Dataset items |

++++++

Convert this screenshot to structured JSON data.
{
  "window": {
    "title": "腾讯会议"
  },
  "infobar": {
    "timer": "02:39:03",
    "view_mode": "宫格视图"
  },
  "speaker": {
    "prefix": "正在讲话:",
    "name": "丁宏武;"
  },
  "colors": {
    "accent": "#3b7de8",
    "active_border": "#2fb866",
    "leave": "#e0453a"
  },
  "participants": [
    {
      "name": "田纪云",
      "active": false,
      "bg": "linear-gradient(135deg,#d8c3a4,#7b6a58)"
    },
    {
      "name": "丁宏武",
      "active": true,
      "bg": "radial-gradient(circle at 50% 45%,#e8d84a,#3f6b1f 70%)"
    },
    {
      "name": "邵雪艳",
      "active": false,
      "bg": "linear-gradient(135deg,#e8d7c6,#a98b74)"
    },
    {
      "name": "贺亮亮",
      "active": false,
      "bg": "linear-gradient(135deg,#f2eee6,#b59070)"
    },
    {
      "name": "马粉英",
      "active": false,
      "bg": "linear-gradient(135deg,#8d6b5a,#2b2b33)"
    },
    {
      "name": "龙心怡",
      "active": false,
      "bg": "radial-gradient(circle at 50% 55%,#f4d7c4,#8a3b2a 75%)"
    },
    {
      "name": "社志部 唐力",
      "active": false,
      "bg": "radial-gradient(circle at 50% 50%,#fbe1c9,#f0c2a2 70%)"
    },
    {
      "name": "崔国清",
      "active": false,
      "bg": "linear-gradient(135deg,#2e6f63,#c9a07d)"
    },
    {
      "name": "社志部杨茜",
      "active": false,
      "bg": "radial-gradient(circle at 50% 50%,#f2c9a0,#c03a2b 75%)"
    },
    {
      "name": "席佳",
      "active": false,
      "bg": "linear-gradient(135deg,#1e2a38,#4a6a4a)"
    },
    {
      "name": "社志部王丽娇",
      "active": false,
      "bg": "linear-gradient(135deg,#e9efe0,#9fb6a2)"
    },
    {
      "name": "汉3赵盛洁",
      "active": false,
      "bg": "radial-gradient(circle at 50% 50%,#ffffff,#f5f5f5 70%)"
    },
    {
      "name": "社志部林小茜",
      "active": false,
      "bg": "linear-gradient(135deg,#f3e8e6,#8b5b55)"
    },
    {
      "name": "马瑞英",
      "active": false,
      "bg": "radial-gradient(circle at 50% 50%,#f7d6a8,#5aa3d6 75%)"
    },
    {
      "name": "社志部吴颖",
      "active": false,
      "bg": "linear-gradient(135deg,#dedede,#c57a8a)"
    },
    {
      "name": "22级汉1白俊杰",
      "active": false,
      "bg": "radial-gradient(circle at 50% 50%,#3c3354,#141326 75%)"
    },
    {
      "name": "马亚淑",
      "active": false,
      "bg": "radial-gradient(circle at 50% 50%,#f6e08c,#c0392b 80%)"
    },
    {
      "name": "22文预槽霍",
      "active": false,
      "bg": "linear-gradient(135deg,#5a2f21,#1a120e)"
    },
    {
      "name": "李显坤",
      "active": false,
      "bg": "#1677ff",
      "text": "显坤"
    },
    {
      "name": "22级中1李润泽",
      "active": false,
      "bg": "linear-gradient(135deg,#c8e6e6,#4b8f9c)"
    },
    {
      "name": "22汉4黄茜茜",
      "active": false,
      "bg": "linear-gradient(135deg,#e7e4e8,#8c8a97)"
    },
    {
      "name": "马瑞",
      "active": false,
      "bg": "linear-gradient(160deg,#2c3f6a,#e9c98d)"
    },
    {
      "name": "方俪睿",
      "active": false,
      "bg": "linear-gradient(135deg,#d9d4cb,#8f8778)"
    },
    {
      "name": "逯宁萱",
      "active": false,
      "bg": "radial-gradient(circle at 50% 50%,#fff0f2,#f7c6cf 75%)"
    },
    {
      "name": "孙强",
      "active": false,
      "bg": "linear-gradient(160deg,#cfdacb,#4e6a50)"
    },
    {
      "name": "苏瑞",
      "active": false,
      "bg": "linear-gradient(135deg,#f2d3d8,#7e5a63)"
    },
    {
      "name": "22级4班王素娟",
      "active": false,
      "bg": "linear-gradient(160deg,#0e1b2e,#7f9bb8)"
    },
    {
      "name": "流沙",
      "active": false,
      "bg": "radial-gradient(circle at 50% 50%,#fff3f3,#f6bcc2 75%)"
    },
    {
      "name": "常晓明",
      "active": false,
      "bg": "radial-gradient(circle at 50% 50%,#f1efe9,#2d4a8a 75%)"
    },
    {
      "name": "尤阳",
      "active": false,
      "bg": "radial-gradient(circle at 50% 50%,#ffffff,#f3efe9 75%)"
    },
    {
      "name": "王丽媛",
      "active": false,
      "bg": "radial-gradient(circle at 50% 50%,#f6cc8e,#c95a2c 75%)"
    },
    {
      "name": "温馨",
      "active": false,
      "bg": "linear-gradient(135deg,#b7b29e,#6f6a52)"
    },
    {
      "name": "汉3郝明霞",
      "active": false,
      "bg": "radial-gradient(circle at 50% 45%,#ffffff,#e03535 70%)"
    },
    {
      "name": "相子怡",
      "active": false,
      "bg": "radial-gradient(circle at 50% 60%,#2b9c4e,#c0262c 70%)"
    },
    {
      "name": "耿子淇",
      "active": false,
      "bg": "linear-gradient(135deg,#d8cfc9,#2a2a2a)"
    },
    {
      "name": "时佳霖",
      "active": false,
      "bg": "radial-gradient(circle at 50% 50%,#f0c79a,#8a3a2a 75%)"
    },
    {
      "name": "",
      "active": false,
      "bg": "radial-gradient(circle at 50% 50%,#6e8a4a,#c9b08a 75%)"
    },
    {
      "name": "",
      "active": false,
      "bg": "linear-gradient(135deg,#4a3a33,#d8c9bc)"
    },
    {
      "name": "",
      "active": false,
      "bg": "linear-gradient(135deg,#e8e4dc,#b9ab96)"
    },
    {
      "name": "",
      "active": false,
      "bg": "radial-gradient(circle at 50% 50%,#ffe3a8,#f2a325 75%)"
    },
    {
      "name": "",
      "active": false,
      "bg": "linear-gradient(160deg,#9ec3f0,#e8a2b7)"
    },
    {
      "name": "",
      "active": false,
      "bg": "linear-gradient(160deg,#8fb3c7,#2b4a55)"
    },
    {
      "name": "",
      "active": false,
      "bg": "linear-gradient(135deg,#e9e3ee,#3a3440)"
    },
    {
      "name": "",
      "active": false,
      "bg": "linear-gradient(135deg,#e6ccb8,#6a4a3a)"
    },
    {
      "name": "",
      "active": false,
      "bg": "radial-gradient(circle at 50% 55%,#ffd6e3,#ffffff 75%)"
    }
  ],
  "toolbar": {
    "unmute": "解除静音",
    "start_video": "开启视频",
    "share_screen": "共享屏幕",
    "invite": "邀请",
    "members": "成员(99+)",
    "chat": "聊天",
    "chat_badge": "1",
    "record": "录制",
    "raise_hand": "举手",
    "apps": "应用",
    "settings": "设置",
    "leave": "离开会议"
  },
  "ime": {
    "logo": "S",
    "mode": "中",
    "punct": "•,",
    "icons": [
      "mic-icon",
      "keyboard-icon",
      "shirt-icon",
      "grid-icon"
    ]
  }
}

++++++

Written problem | Each entry above is to be printed again exactly.

Answer to this task |
Convert this screenshot to structured JSON data.
{
  "window": {
    "title": "腾讯会议"
  },
  "infobar": {
    "timer": "02:39:03",
    "view_mode": "宫格视图"
  },
  "speaker": {
    "prefix": "正在讲话:",
    "name": "丁宏武;"
  },
  "colors": {
    "accent": "#3b7de8",
    "active_border": "#2fb866",
    "leave": "#e0453a"
  },
  "participants": [
    {
      "name": "田纪云",
      "active": false,
      "bg": "linear-gradient(135deg,#d8c3a4,#7b6a58)"
    },
    {
      "name": "丁宏武",
      "active": true,
      "bg": "radial-gradient(circle at 50% 45%,#e8d84a,#3f6b1f 70%)"
    },
    {
      "name": "邵雪艳",
      "active": false,
      "bg": "linear-gradient(135deg,#e8d7c6,#a98b74)"
    },
    {
      "name": "贺亮亮",
      "active": false,
      "bg": "linear-gradient(135deg,#f2eee6,#b59070)"
    },
    {
      "name": "马粉英",
      "active": false,
      "bg": "linear-gradient(135deg,#8d6b5a,#2b2b33)"
    },
    {
      "name": "龙心怡",
      "active": false,
      "bg": "radial-gradient(circle at 50% 55%,#f4d7c4,#8a3b2a 75%)"
    },
    {
      "name": "社志部 唐力",
      "active": false,
      "bg": "radial-gradient(circle at 50% 50%,#fbe1c9,#f0c2a2 70%)"
    },
    {
      "name": "崔国清",
      "active": false,
      "bg": "linear-gradient(135deg,#2e6f63,#c9a07d)"
    },
    {
      "name": "社志部杨茜",
      "active": false,
      "bg": "radial-gradient(circle at 50% 50%,#f2c9a0,#c03a2b 75%)"
    },
    {
      "name": "席佳",
      "active": false,
      "bg": "linear-gradient(135deg,#1e2a38,#4a6a4a)"
    },
    {
      "name": "社志部王丽娇",
      "active": false,
      "bg": "linear-gradient(135deg,#e9efe0,#9fb6a2)"
    },
    {
      "name": "汉3赵盛洁",
      "active": false,
      "bg": "radial-gradient(circle at 50% 50%,#ffffff,#f5f5f5 70%)"
    },
    {
      "name": "社志部林小茜",
      "active": false,
      "bg": "linear-gradient(135deg,#f3e8e6,#8b5b55)"
    },
    {
      "name": "马瑞英",
      "active": false,
      "bg": "radial-gradient(circle at 50% 50%,#f7d6a8,#5aa3d6 75%)"
    },
    {
      "name": "社志部吴颖",
      "active": false,
      "bg": "linear-gradient(135deg,#dedede,#c57a8a)"
    },
    {
      "name": "22级汉1白俊杰",
      "active": false,
      "bg": "radial-gradient(circle at 50% 50%,#3c3354,#141326 75%)"
    },
    {
      "name": "马亚淑",
      "active": false,
      "bg": "radial-gradient(circle at 50% 50%,#f6e08c,#c0392b 80%)"
    },
    {
      "name": "22文预槽霍",
      "active": false,
      "bg": "linear-gradient(135deg,#5a2f21,#1a120e)"
    },
    {
      "name": "李显坤",
      "active": false,
      "bg": "#1677ff",
      "text": "显坤"
    },
    {
      "name": "22级中1李润泽",
      "active": false,
      "bg": "linear-gradient(135deg,#c8e6e6,#4b8f9c)"
    },
    {
      "name": "22汉4黄茜茜",
      "active": false,
      "bg": "linear-gradient(135deg,#e7e4e8,#8c8a97)"
    },
    {
      "name": "马瑞",
      "active": false,
      "bg": "linear-gradient(160deg,#2c3f6a,#e9c98d)"
    },
    {
      "name": "方俪睿",
      "active": false,
      "bg": "linear-gradient(135deg,#d9d4cb,#8f8778)"
    },
    {
      "name": "逯宁萱",
      "active": false,
      "bg": "radial-gradient(circle at 50% 50%,#fff0f2,#f7c6cf 75%)"
    },
    {
      "name": "孙强",
      "active": false,
      "bg": "linear-gradient(160deg,#cfdacb,#4e6a50)"
    },
    {
      "name": "苏瑞",
      "active": false,
      "bg": "linear-gradient(135deg,#f2d3d8,#7e5a63)"
    },
    {
      "name": "22级4班王素娟",
      "active": false,
      "bg": "linear-gradient(160deg,#0e1b2e,#7f9bb8)"
    },
    {
      "name": "流沙",
      "active": false,
      "bg": "radial-gradient(circle at 50% 50%,#fff3f3,#f6bcc2 75%)"
    },
    {
      "name": "常晓明",
      "active": false,
      "bg": "radial-gradient(circle at 50% 50%,#f1efe9,#2d4a8a 75%)"
    },
    {
      "name": "尤阳",
      "active": false,
      "bg": "radial-gradient(circle at 50% 50%,#ffffff,#f3efe9 75%)"
    },
    {
      "name": "王丽媛",
      "active": false,
      "bg": "radial-gradient(circle at 50% 50%,#f6cc8e,#c95a2c 75%)"
    },
    {
      "name": "温馨",
      "active": false,
      "bg": "linear-gradient(135deg,#b7b29e,#6f6a52)"
    },
    {
      "name": "汉3郝明霞",
      "active": false,
      "bg": "radial-gradient(circle at 50% 45%,#ffffff,#e03535 70%)"
    },
    {
      "name": "相子怡",
      "active": false,
      "bg": "radial-gradient(circle at 50% 60%,#2b9c4e,#c0262c 70%)"
    },
    {
      "name": "耿子淇",
      "active": false,
      "bg": "linear-gradient(135deg,#d8cfc9,#2a2a2a)"
    },
    {
      "name": "时佳霖",
      "active": false,
      "bg": "radial-gradient(circle at 50% 50%,#f0c79a,#8a3a2a 75%)"
    },
    {
      "name": "",
      "active": false,
      "bg": "radial-gradient(circle at 50% 50%,#6e8a4a,#c9b08a 75%)"
    },
    {
      "name": "",
      "active": false,
      "bg": "linear-gradient(135deg,#4a3a33,#d8c9bc)"
    },
    {
      "name": "",
      "active": false,
      "bg": "linear-gradient(135deg,#e8e4dc,#b9ab96)"
    },
    {
      "name": "",
      "active": false,
      "bg": "radial-gradient(circle at 50% 50%,#ffe3a8,#f2a325 75%)"
    },
    {
      "name": "",
      "active": false,
      "bg": "linear-gradient(160deg,#9ec3f0,#e8a2b7)"
    },
    {
      "name": "",
      "active": false,
      "bg": "linear-gradient(160deg,#8fb3c7,#2b4a55)"
    },
    {
      "name": "",
      "active": false,
      "bg": "linear-gradient(135deg,#e9e3ee,#3a3440)"
    },
    {
      "name": "",
      "active": false,
      "bg": "linear-gradient(135deg,#e6ccb8,#6a4a3a)"
    },
    {
      "name": "",
      "active": false,
      "bg": "radial-gradient(circle at 50% 55%,#ffd6e3,#ffffff 75%)"
    }
  ],
  "toolbar": {
    "unmute": "解除静音",
    "start_video": "开启视频",
    "share_screen": "共享屏幕",
    "invite": "邀请",
    "members": "成员(99+)",
    "chat": "聊天",
    "chat_badge": "1",
    "record": "录制",
    "raise_hand": "举手",
    "apps": "应用",
    "settings": "设置",
    "leave": "离开会议"
  },
  "ime": {
    "logo": "S",
    "mode": "中",
    "punct": "•,",
    "icons": [
      "mic-icon",
      "keyboard-icon",
      "shirt-icon",
      "grid-icon"
    ]
  }
}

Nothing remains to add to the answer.